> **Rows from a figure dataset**
————————
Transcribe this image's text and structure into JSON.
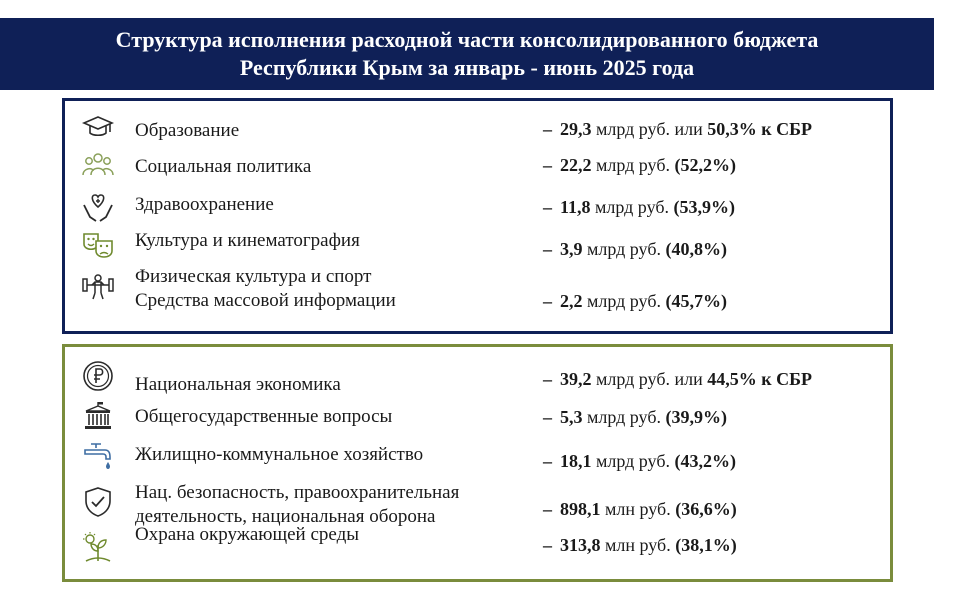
{
  "header": {
    "line1": "Структура исполнения расходной части консолидированного бюджета",
    "line2": "Республики Крым за январь - июнь 2025 года"
  },
  "social_block": {
    "items": [
      {
        "icon": "graduation-cap-icon",
        "label": "Образование",
        "amount": "29,3",
        "unit": "млрд руб. или",
        "pct": "50,3% к СБР"
      },
      {
        "icon": "people-group-icon",
        "label": "Социальная политика",
        "amount": "22,2",
        "unit": "млрд руб.",
        "pct": "(52,2%)"
      },
      {
        "icon": "heart-hands-icon",
        "label": "Здравоохранение",
        "amount": "11,8",
        "unit": "млрд руб.",
        "pct": "(53,9%)"
      },
      {
        "icon": "theater-masks-icon",
        "label": "Культура и кинематография",
        "amount": "3,9",
        "unit": "млрд руб.",
        "pct": "(40,8%)"
      },
      {
        "icon": "weightlifting-icon",
        "label": "Физическая культура и спорт",
        "label2": "Средства массовой информации",
        "amount": "2,2",
        "unit": "млрд руб.",
        "pct": "(45,7%)"
      }
    ]
  },
  "economy_block": {
    "items": [
      {
        "icon": "ruble-coin-icon",
        "label": "Национальная экономика",
        "amount": "39,2",
        "unit": "млрд руб. или",
        "pct": "44,5% к СБР"
      },
      {
        "icon": "government-building-icon",
        "label": "Общегосударственные вопросы",
        "amount": "5,3",
        "unit": "млрд руб.",
        "pct": "(39,9%)"
      },
      {
        "icon": "water-tap-icon",
        "label": "Жилищно-коммунальное хозяйство",
        "amount": "18,1",
        "unit": "млрд руб.",
        "pct": "(43,2%)"
      },
      {
        "icon": "shield-check-icon",
        "label": "Нац. безопасность, правоохранительная",
        "label2": "деятельность,  национальная оборона",
        "amount": "898,1",
        "unit": "млн руб.",
        "pct": "(36,6%)"
      },
      {
        "icon": "eco-plant-icon",
        "label": "Охрана окружающей среды",
        "amount": "313,8",
        "unit": "млн руб.",
        "pct": "(38,1%)"
      }
    ]
  }
}
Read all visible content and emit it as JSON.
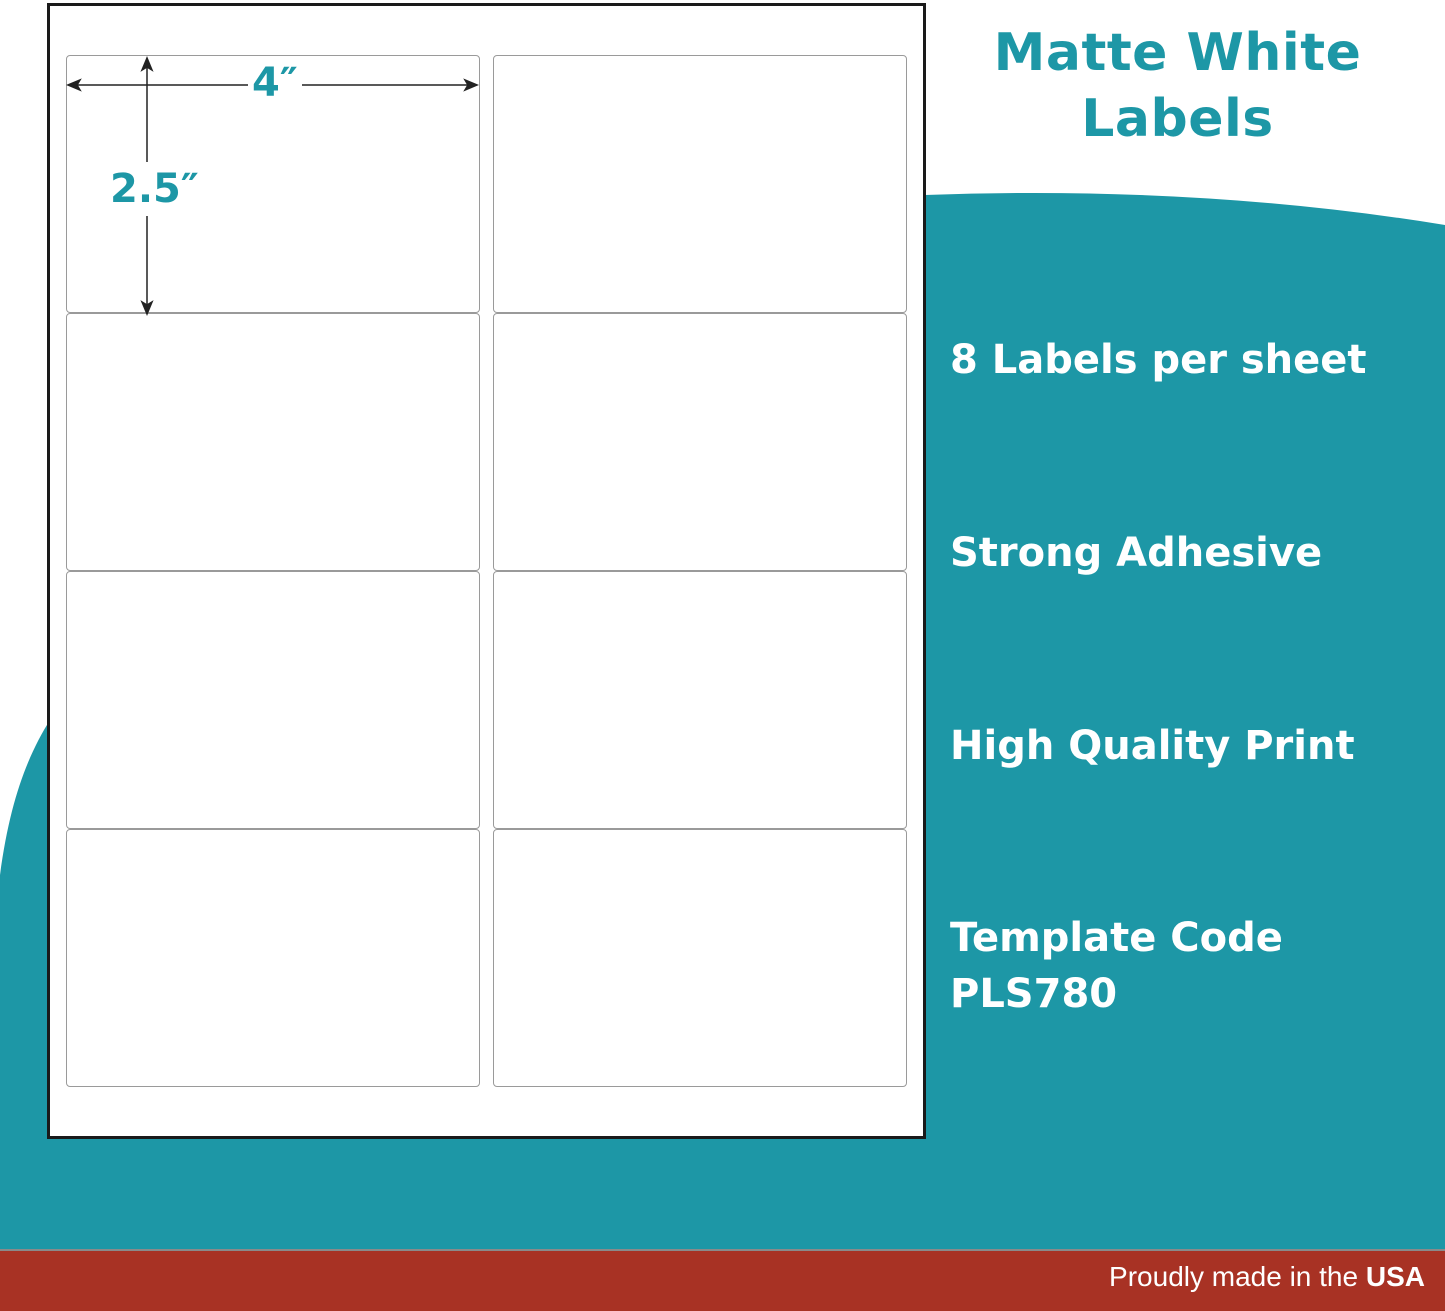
{
  "colors": {
    "teal": "#1d97a6",
    "red": "#a83224",
    "sheet_border": "#1a1a1a"
  },
  "title": {
    "line1": "Matte White",
    "line2": "Labels"
  },
  "dimensions": {
    "width": "4″",
    "height": "2.5″"
  },
  "sheet": {
    "label_count": 8,
    "columns": 2,
    "rows": 4
  },
  "features": [
    "8 Labels per sheet",
    "Strong Adhesive",
    "High Quality Print",
    "Template Code",
    "PLS780"
  ],
  "footer": {
    "text": "Proudly made in the",
    "emphasis": "USA"
  }
}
————————
> **JOB**
Omit all pictures while transcribing the entries verbatim.

> **RESULT OF THIS EXERCISE**
Transcribe this image's text and structure into JSON.
{
  "header": {
    "line1": "Структура исполнения расходной части консолидированного бюджета",
    "line2": "Республики Крым за январь - июнь 2025 года"
  },
  "social_block": {
    "items": [
      {
        "icon": "graduation-cap-icon",
        "label": "Образование",
        "amount": "29,3",
        "unit": "млрд руб. или",
        "pct": "50,3% к СБР"
      },
      {
        "icon": "people-group-icon",
        "label": "Социальная политика",
        "amount": "22,2",
        "unit": "млрд руб.",
        "pct": "(52,2%)"
      },
      {
        "icon": "heart-hands-icon",
        "label": "Здравоохранение",
        "amount": "11,8",
        "unit": "млрд руб.",
        "pct": "(53,9%)"
      },
      {
        "icon": "theater-masks-icon",
        "label": "Культура и кинематография",
        "amount": "3,9",
        "unit": "млрд руб.",
        "pct": "(40,8%)"
      },
      {
        "icon": "weightlifting-icon",
        "label": "Физическая культура и спорт",
        "label2": "Средства массовой информации",
        "amount": "2,2",
        "unit": "млрд руб.",
        "pct": "(45,7%)"
      }
    ]
  },
  "economy_block": {
    "items": [
      {
        "icon": "ruble-coin-icon",
        "label": "Национальная экономика",
        "amount": "39,2",
        "unit": "млрд руб. или",
        "pct": "44,5% к СБР"
      },
      {
        "icon": "government-building-icon",
        "label": "Общегосударственные вопросы",
        "amount": "5,3",
        "unit": "млрд руб.",
        "pct": "(39,9%)"
      },
      {
        "icon": "water-tap-icon",
        "label": "Жилищно-коммунальное хозяйство",
        "amount": "18,1",
        "unit": "млрд руб.",
        "pct": "(43,2%)"
      },
      {
        "icon": "shield-check-icon",
        "label": "Нац. безопасность, правоохранительная",
        "label2": "деятельность,  национальная оборона",
        "amount": "898,1",
        "unit": "млн руб.",
        "pct": "(36,6%)"
      },
      {
        "icon": "eco-plant-icon",
        "label": "Охрана окружающей среды",
        "amount": "313,8",
        "unit": "млн руб.",
        "pct": "(38,1%)"
      }
    ]
  }
}
Read all visible content and emit it as JSON.
{
  "colors": {
    "teal": "#1d97a6",
    "red": "#a83224",
    "sheet_border": "#1a1a1a"
  },
  "title": {
    "line1": "Matte White",
    "line2": "Labels"
  },
  "dimensions": {
    "width": "4″",
    "height": "2.5″"
  },
  "sheet": {
    "label_count": 8,
    "columns": 2,
    "rows": 4
  },
  "features": [
    "8 Labels per sheet",
    "Strong Adhesive",
    "High Quality Print",
    "Template Code",
    "PLS780"
  ],
  "footer": {
    "text": "Proudly made in the",
    "emphasis": "USA"
  }
}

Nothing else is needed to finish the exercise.